REQUIRED TASK: Reproduce each of the rows below line for line, changing nothing.

Entries from a dataset
============

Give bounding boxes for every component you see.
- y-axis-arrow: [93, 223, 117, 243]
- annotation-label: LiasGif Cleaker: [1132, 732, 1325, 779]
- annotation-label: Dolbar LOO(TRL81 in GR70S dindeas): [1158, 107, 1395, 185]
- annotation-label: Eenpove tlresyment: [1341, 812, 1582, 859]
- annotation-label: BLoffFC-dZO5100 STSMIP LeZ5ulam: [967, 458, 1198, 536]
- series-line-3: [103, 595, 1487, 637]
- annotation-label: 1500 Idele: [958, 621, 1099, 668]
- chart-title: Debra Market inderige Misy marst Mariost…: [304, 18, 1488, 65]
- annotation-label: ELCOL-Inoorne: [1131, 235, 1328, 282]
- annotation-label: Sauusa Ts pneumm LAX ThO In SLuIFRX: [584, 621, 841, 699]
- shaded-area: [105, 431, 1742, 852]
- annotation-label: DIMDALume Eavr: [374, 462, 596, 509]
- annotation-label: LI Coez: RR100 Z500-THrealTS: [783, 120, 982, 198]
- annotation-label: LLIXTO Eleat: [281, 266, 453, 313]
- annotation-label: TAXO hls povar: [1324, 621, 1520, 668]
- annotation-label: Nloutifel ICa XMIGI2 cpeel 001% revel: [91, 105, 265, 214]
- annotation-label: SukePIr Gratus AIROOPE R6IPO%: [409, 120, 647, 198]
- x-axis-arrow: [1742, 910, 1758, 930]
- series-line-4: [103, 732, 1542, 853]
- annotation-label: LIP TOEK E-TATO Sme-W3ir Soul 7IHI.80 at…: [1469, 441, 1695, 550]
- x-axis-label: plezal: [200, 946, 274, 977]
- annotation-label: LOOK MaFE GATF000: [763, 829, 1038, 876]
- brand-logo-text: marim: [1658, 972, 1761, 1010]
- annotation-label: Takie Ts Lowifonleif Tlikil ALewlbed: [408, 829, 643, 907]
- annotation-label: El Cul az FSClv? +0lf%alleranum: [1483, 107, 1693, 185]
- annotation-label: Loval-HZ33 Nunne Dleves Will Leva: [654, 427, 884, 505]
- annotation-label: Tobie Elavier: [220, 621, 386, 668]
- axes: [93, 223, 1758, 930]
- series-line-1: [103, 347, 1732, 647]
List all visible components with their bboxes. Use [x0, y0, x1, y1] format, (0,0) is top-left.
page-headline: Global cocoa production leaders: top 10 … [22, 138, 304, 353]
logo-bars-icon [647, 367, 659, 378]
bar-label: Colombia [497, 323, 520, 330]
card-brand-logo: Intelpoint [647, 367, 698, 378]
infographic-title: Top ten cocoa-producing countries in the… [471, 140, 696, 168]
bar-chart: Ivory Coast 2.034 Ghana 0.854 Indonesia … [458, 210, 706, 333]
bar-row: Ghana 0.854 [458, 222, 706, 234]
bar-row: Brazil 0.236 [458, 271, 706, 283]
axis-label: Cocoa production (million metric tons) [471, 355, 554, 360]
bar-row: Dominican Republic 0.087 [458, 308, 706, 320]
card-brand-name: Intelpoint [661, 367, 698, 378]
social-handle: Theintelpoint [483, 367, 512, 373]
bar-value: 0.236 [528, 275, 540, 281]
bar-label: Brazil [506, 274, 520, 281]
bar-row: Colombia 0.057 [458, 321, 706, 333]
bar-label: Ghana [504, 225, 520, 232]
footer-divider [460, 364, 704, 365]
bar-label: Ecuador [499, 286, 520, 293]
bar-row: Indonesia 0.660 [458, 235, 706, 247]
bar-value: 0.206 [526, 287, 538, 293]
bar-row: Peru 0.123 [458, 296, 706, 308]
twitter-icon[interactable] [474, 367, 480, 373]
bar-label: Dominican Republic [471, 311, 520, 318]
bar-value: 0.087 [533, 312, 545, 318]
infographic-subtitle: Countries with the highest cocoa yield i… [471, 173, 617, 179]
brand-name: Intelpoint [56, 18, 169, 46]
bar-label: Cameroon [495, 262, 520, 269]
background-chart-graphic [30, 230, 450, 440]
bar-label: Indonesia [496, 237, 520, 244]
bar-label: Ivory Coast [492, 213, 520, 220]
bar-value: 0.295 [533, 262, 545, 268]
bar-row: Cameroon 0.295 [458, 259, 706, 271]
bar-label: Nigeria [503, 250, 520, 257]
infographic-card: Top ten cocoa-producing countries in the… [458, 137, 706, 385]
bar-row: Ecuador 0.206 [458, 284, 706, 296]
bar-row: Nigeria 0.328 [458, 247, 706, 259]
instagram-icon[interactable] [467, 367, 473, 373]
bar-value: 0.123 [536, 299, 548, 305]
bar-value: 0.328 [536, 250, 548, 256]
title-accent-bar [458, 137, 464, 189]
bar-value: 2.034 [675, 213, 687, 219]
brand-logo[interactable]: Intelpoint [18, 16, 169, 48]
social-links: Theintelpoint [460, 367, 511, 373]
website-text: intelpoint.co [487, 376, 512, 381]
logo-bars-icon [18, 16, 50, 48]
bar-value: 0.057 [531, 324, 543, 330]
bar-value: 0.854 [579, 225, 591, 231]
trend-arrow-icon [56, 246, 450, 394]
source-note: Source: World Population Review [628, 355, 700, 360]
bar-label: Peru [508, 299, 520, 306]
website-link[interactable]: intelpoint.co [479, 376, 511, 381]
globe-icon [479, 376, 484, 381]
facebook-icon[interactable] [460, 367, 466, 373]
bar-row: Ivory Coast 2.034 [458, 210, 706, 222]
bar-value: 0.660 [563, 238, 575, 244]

============

TASK RESULT:
Give bounding boxes for every component you see.
- y-axis-arrow: [93, 223, 117, 243]
- annotation-label: LiasGif Cleaker: [1132, 732, 1325, 779]
- annotation-label: Dolbar LOO(TRL81 in GR70S dindeas): [1158, 107, 1395, 185]
- annotation-label: Eenpove tlresyment: [1341, 812, 1582, 859]
- annotation-label: BLoffFC-dZO5100 STSMIP LeZ5ulam: [967, 458, 1198, 536]
- series-line-3: [103, 595, 1487, 637]
- annotation-label: 1500 Idele: [958, 621, 1099, 668]
- chart-title: Debra Market inderige Misy marst Mariost…: [304, 18, 1488, 65]
- annotation-label: ELCOL-Inoorne: [1131, 235, 1328, 282]
- annotation-label: Sauusa Ts pneumm LAX ThO In SLuIFRX: [584, 621, 841, 699]
- shaded-area: [105, 431, 1742, 852]
- annotation-label: DIMDALume Eavr: [374, 462, 596, 509]
- annotation-label: LI Coez: RR100 Z500-THrealTS: [783, 120, 982, 198]
- annotation-label: LLIXTO Eleat: [281, 266, 453, 313]
- annotation-label: TAXO hls povar: [1324, 621, 1520, 668]
- annotation-label: Nloutifel ICa XMIGI2 cpeel 001% revel: [91, 105, 265, 214]
- annotation-label: SukePIr Gratus AIROOPE R6IPO%: [409, 120, 647, 198]
- x-axis-arrow: [1742, 910, 1758, 930]
- series-line-4: [103, 732, 1542, 853]
- annotation-label: LIP TOEK E-TATO Sme-W3ir Soul 7IHI.80 at…: [1469, 441, 1695, 550]
- x-axis-label: plezal: [200, 946, 274, 977]
- annotation-label: LOOK MaFE GATF000: [763, 829, 1038, 876]
- brand-logo-text: marim: [1658, 972, 1761, 1010]
- annotation-label: Takie Ts Lowifonleif Tlikil ALewlbed: [408, 829, 643, 907]
- annotation-label: El Cul az FSClv? +0lf%alleranum: [1483, 107, 1693, 185]
- annotation-label: Loval-HZ33 Nunne Dleves Will Leva: [654, 427, 884, 505]
- annotation-label: Tobie Elavier: [220, 621, 386, 668]
- axes: [93, 223, 1758, 930]
- series-line-1: [103, 347, 1732, 647]
List all visible components with their bboxes. Use [x0, y0, x1, y1] format, (0,0) is top-left.
page-headline: Global cocoa production leaders: top 10 … [22, 138, 304, 353]
logo-bars-icon [647, 367, 659, 378]
bar-label: Colombia [497, 323, 520, 330]
card-brand-logo: Intelpoint [647, 367, 698, 378]
infographic-title: Top ten cocoa-producing countries in the… [471, 140, 696, 168]
bar-chart: Ivory Coast 2.034 Ghana 0.854 Indonesia … [458, 210, 706, 333]
bar-row: Ghana 0.854 [458, 222, 706, 234]
bar-row: Brazil 0.236 [458, 271, 706, 283]
axis-label: Cocoa production (million metric tons) [471, 355, 554, 360]
bar-row: Dominican Republic 0.087 [458, 308, 706, 320]
card-brand-name: Intelpoint [661, 367, 698, 378]
social-handle: Theintelpoint [483, 367, 512, 373]
bar-value: 0.236 [528, 275, 540, 281]
bar-label: Brazil [506, 274, 520, 281]
bar-row: Colombia 0.057 [458, 321, 706, 333]
bar-label: Ghana [504, 225, 520, 232]
footer-divider [460, 364, 704, 365]
bar-label: Ecuador [499, 286, 520, 293]
bar-row: Indonesia 0.660 [458, 235, 706, 247]
bar-value: 0.206 [526, 287, 538, 293]
bar-row: Peru 0.123 [458, 296, 706, 308]
twitter-icon[interactable] [474, 367, 480, 373]
bar-label: Dominican Republic [471, 311, 520, 318]
bar-value: 0.087 [533, 312, 545, 318]
infographic-subtitle: Countries with the highest cocoa yield i… [471, 173, 617, 179]
brand-name: Intelpoint [56, 18, 169, 46]
bar-label: Cameroon [495, 262, 520, 269]
background-chart-graphic [30, 230, 450, 440]
bar-label: Indonesia [496, 237, 520, 244]
bar-label: Ivory Coast [492, 213, 520, 220]
bar-value: 0.295 [533, 262, 545, 268]
bar-row: Cameroon 0.295 [458, 259, 706, 271]
bar-label: Nigeria [503, 250, 520, 257]
infographic-card: Top ten cocoa-producing countries in the… [458, 137, 706, 385]
bar-row: Ecuador 0.206 [458, 284, 706, 296]
bar-row: Nigeria 0.328 [458, 247, 706, 259]
instagram-icon[interactable] [467, 367, 473, 373]
bar-value: 0.123 [536, 299, 548, 305]
bar-value: 0.328 [536, 250, 548, 256]
title-accent-bar [458, 137, 464, 189]
bar-value: 2.034 [675, 213, 687, 219]
brand-logo[interactable]: Intelpoint [18, 16, 169, 48]
social-links: Theintelpoint [460, 367, 511, 373]
website-text: intelpoint.co [487, 376, 512, 381]
logo-bars-icon [18, 16, 50, 48]
bar-value: 0.057 [531, 324, 543, 330]
bar-value: 0.854 [579, 225, 591, 231]
trend-arrow-icon [56, 246, 450, 394]
source-note: Source: World Population Review [628, 355, 700, 360]
bar-label: Peru [508, 299, 520, 306]
website-link[interactable]: intelpoint.co [479, 376, 511, 381]
globe-icon [479, 376, 484, 381]
facebook-icon[interactable] [460, 367, 466, 373]
bar-row: Ivory Coast 2.034 [458, 210, 706, 222]
bar-value: 0.660 [563, 238, 575, 244]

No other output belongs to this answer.